Problem statement:
Copy the records from the start through the line containing "- man-header-right: SYSTEMD.TIMER(5): [1049, 27, 1225, 48]", substituting "box coordinates" for "bounding boxes" and keeping everything else unchanged.
*** Task input ***
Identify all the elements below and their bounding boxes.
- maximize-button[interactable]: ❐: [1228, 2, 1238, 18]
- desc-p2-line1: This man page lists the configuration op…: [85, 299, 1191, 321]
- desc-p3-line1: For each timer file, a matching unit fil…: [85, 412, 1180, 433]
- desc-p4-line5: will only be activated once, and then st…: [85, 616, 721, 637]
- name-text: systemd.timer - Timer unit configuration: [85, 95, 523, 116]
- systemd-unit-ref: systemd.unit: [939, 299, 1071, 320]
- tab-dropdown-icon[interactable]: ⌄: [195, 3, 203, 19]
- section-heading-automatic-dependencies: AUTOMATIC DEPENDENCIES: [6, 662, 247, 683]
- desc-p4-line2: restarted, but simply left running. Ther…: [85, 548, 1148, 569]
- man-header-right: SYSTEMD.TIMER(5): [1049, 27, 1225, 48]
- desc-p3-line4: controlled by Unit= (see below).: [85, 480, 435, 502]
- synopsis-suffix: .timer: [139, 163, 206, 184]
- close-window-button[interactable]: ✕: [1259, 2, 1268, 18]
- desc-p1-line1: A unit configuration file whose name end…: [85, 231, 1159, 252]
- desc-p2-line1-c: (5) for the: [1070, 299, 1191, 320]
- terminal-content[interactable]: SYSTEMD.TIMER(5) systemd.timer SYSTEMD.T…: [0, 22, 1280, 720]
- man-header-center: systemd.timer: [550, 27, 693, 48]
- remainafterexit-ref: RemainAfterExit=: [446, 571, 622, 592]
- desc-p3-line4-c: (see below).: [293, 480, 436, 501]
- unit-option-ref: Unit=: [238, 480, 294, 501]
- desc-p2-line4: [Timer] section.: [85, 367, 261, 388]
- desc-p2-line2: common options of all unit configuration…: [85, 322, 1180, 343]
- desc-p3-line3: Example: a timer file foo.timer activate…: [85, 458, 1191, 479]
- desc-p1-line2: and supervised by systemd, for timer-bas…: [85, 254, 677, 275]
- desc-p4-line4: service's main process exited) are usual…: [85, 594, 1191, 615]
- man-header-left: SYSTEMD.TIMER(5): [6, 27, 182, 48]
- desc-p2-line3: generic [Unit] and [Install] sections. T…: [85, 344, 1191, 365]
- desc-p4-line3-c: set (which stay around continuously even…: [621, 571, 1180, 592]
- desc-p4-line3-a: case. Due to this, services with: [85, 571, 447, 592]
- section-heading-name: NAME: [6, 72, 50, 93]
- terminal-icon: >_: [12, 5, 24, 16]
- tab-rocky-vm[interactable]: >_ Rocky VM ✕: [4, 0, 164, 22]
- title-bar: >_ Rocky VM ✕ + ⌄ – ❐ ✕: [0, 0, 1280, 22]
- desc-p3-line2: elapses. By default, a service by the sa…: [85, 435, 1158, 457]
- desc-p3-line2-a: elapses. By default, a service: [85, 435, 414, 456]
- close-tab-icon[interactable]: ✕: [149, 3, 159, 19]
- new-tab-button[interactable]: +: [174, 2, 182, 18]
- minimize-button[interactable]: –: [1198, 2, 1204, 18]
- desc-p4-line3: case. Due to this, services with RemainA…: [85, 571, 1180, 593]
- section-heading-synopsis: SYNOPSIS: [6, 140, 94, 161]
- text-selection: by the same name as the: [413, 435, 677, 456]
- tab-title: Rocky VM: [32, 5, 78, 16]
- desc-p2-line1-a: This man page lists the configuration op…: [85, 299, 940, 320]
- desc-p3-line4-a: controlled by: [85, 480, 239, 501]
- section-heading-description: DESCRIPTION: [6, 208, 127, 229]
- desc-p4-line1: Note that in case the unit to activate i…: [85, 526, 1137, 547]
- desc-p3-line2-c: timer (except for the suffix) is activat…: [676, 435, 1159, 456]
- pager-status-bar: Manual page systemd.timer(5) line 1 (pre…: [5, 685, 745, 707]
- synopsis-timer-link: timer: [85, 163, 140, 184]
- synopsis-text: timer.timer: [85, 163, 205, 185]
***
Reply:
Identify all the elements below and their box coordinates.
- maximize-button[interactable]: ❐: [1228, 2, 1238, 18]
- desc-p2-line1: This man page lists the configuration op…: [85, 299, 1191, 321]
- desc-p3-line1: For each timer file, a matching unit fil…: [85, 412, 1180, 433]
- desc-p4-line5: will only be activated once, and then st…: [85, 616, 721, 637]
- name-text: systemd.timer - Timer unit configuration: [85, 95, 523, 116]
- systemd-unit-ref: systemd.unit: [939, 299, 1071, 320]
- tab-dropdown-icon[interactable]: ⌄: [195, 3, 203, 19]
- section-heading-automatic-dependencies: AUTOMATIC DEPENDENCIES: [6, 662, 247, 683]
- desc-p4-line2: restarted, but simply left running. Ther…: [85, 548, 1148, 569]
- man-header-right: SYSTEMD.TIMER(5): [1049, 27, 1225, 48]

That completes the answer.